• [Aim of the exercise] Your task is to transcribe all of the records exactly and leave out the pictures.

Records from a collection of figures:
>> BEGIN

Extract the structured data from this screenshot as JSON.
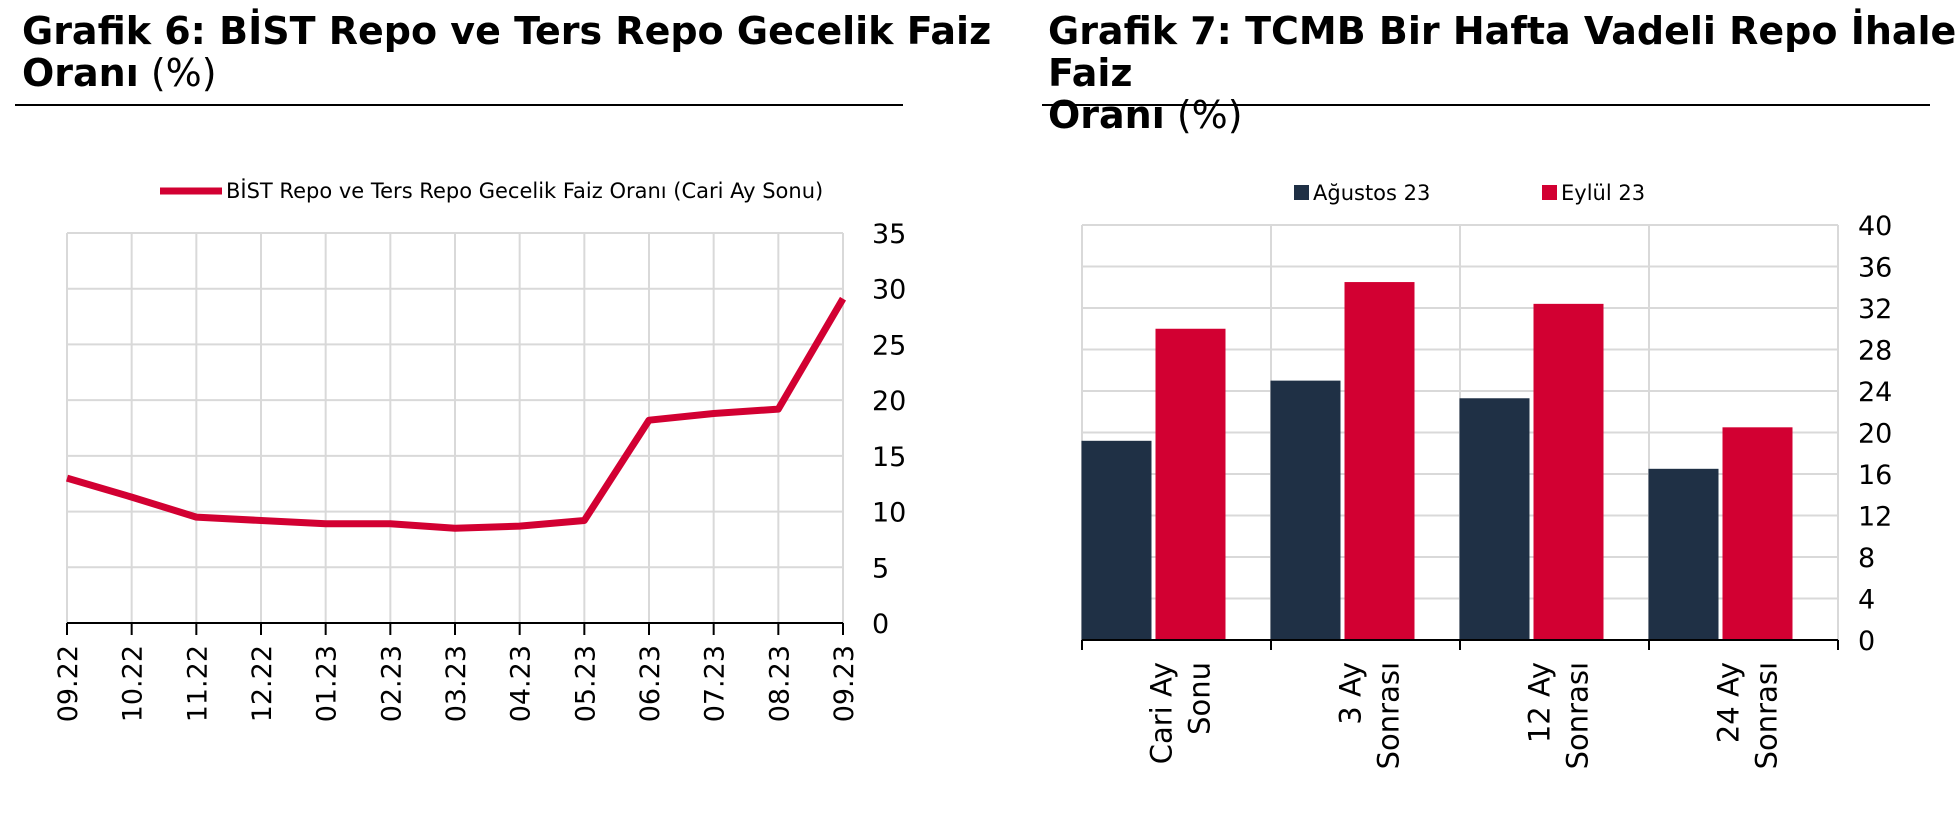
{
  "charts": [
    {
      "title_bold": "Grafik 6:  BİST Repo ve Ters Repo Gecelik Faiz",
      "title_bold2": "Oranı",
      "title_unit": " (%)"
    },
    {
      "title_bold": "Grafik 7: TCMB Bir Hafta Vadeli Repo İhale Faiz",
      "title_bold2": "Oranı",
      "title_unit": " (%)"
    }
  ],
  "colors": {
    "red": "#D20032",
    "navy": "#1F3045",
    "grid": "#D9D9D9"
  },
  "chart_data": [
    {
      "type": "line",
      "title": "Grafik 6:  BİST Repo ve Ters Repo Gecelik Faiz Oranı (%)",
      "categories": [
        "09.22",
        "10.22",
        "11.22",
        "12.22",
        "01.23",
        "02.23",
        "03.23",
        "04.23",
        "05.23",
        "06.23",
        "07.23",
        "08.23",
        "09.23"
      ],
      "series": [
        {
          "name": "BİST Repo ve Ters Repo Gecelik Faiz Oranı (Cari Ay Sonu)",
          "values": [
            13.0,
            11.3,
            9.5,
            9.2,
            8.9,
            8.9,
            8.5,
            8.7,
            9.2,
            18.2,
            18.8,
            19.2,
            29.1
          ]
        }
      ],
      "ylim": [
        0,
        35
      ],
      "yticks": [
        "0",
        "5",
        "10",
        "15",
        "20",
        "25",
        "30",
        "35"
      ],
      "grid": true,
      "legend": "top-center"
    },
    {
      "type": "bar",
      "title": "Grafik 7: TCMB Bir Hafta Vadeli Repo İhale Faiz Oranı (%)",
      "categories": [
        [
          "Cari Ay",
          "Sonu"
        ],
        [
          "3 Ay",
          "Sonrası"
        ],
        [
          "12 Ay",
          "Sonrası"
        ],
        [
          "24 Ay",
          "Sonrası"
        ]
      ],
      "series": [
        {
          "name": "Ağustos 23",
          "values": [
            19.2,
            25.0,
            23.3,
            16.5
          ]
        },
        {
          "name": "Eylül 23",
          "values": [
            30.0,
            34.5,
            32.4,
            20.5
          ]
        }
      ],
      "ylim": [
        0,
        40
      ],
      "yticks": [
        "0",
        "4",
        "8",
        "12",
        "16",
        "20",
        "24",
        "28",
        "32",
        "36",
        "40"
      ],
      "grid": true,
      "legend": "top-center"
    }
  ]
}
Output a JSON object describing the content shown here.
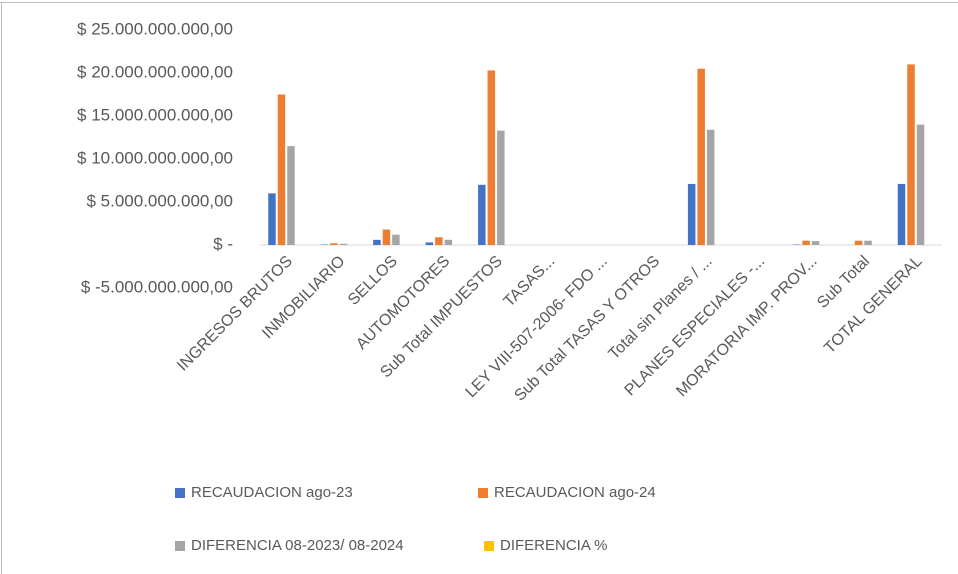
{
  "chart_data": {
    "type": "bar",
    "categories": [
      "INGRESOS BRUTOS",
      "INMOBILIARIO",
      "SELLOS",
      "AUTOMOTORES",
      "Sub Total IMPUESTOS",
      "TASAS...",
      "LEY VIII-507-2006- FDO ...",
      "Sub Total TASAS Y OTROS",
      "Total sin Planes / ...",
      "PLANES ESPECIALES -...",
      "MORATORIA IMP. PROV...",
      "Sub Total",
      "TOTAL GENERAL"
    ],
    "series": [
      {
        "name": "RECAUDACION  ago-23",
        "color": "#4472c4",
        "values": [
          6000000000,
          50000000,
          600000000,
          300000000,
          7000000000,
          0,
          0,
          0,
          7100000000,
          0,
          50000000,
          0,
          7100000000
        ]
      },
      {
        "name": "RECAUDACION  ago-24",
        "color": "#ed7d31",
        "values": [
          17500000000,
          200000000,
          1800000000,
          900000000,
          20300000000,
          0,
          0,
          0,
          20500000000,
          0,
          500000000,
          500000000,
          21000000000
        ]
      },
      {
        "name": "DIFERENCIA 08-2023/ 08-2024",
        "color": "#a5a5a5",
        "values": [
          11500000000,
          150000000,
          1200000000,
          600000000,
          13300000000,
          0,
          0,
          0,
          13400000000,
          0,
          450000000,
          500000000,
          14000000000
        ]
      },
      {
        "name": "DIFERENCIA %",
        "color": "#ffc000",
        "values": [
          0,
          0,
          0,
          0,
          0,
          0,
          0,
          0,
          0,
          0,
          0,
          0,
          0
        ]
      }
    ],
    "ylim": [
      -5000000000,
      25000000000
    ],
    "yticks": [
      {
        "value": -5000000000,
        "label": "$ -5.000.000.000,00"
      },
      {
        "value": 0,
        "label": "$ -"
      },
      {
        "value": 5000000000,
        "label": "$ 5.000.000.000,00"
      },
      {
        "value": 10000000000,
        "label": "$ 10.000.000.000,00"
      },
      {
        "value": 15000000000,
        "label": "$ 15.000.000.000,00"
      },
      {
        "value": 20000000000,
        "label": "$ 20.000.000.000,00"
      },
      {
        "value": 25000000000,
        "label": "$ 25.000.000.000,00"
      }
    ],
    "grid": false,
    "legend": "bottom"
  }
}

>> END

• [Output of the task]
Extract the structured data from this screenshot as JSON.
{
  "charts": [
    {
      "title_bold": "Grafik 6:  BİST Repo ve Ters Repo Gecelik Faiz",
      "title_bold2": "Oranı",
      "title_unit": " (%)"
    },
    {
      "title_bold": "Grafik 7: TCMB Bir Hafta Vadeli Repo İhale Faiz",
      "title_bold2": "Oranı",
      "title_unit": " (%)"
    }
  ],
  "colors": {
    "red": "#D20032",
    "navy": "#1F3045",
    "grid": "#D9D9D9"
  },
  "chart_data": [
    {
      "type": "line",
      "title": "Grafik 6:  BİST Repo ve Ters Repo Gecelik Faiz Oranı (%)",
      "categories": [
        "09.22",
        "10.22",
        "11.22",
        "12.22",
        "01.23",
        "02.23",
        "03.23",
        "04.23",
        "05.23",
        "06.23",
        "07.23",
        "08.23",
        "09.23"
      ],
      "series": [
        {
          "name": "BİST Repo ve Ters Repo Gecelik Faiz Oranı (Cari Ay Sonu)",
          "values": [
            13.0,
            11.3,
            9.5,
            9.2,
            8.9,
            8.9,
            8.5,
            8.7,
            9.2,
            18.2,
            18.8,
            19.2,
            29.1
          ]
        }
      ],
      "ylim": [
        0,
        35
      ],
      "yticks": [
        "0",
        "5",
        "10",
        "15",
        "20",
        "25",
        "30",
        "35"
      ],
      "grid": true,
      "legend": "top-center"
    },
    {
      "type": "bar",
      "title": "Grafik 7: TCMB Bir Hafta Vadeli Repo İhale Faiz Oranı (%)",
      "categories": [
        [
          "Cari Ay",
          "Sonu"
        ],
        [
          "3 Ay",
          "Sonrası"
        ],
        [
          "12 Ay",
          "Sonrası"
        ],
        [
          "24 Ay",
          "Sonrası"
        ]
      ],
      "series": [
        {
          "name": "Ağustos 23",
          "values": [
            19.2,
            25.0,
            23.3,
            16.5
          ]
        },
        {
          "name": "Eylül 23",
          "values": [
            30.0,
            34.5,
            32.4,
            20.5
          ]
        }
      ],
      "ylim": [
        0,
        40
      ],
      "yticks": [
        "0",
        "4",
        "8",
        "12",
        "16",
        "20",
        "24",
        "28",
        "32",
        "36",
        "40"
      ],
      "grid": true,
      "legend": "top-center"
    }
  ]
}
Output a JSON object describing the content shown here.
{
  "chart_data": {
    "type": "bar",
    "categories": [
      "INGRESOS BRUTOS",
      "INMOBILIARIO",
      "SELLOS",
      "AUTOMOTORES",
      "Sub Total IMPUESTOS",
      "TASAS...",
      "LEY VIII-507-2006- FDO ...",
      "Sub Total TASAS Y OTROS",
      "Total sin Planes / ...",
      "PLANES ESPECIALES -...",
      "MORATORIA IMP. PROV...",
      "Sub Total",
      "TOTAL GENERAL"
    ],
    "series": [
      {
        "name": "RECAUDACION  ago-23",
        "color": "#4472c4",
        "values": [
          6000000000,
          50000000,
          600000000,
          300000000,
          7000000000,
          0,
          0,
          0,
          7100000000,
          0,
          50000000,
          0,
          7100000000
        ]
      },
      {
        "name": "RECAUDACION  ago-24",
        "color": "#ed7d31",
        "values": [
          17500000000,
          200000000,
          1800000000,
          900000000,
          20300000000,
          0,
          0,
          0,
          20500000000,
          0,
          500000000,
          500000000,
          21000000000
        ]
      },
      {
        "name": "DIFERENCIA 08-2023/ 08-2024",
        "color": "#a5a5a5",
        "values": [
          11500000000,
          150000000,
          1200000000,
          600000000,
          13300000000,
          0,
          0,
          0,
          13400000000,
          0,
          450000000,
          500000000,
          14000000000
        ]
      },
      {
        "name": "DIFERENCIA %",
        "color": "#ffc000",
        "values": [
          0,
          0,
          0,
          0,
          0,
          0,
          0,
          0,
          0,
          0,
          0,
          0,
          0
        ]
      }
    ],
    "ylim": [
      -5000000000,
      25000000000
    ],
    "yticks": [
      {
        "value": -5000000000,
        "label": "$ -5.000.000.000,00"
      },
      {
        "value": 0,
        "label": "$ -"
      },
      {
        "value": 5000000000,
        "label": "$ 5.000.000.000,00"
      },
      {
        "value": 10000000000,
        "label": "$ 10.000.000.000,00"
      },
      {
        "value": 15000000000,
        "label": "$ 15.000.000.000,00"
      },
      {
        "value": 20000000000,
        "label": "$ 20.000.000.000,00"
      },
      {
        "value": 25000000000,
        "label": "$ 25.000.000.000,00"
      }
    ],
    "grid": false,
    "legend": "bottom"
  }
}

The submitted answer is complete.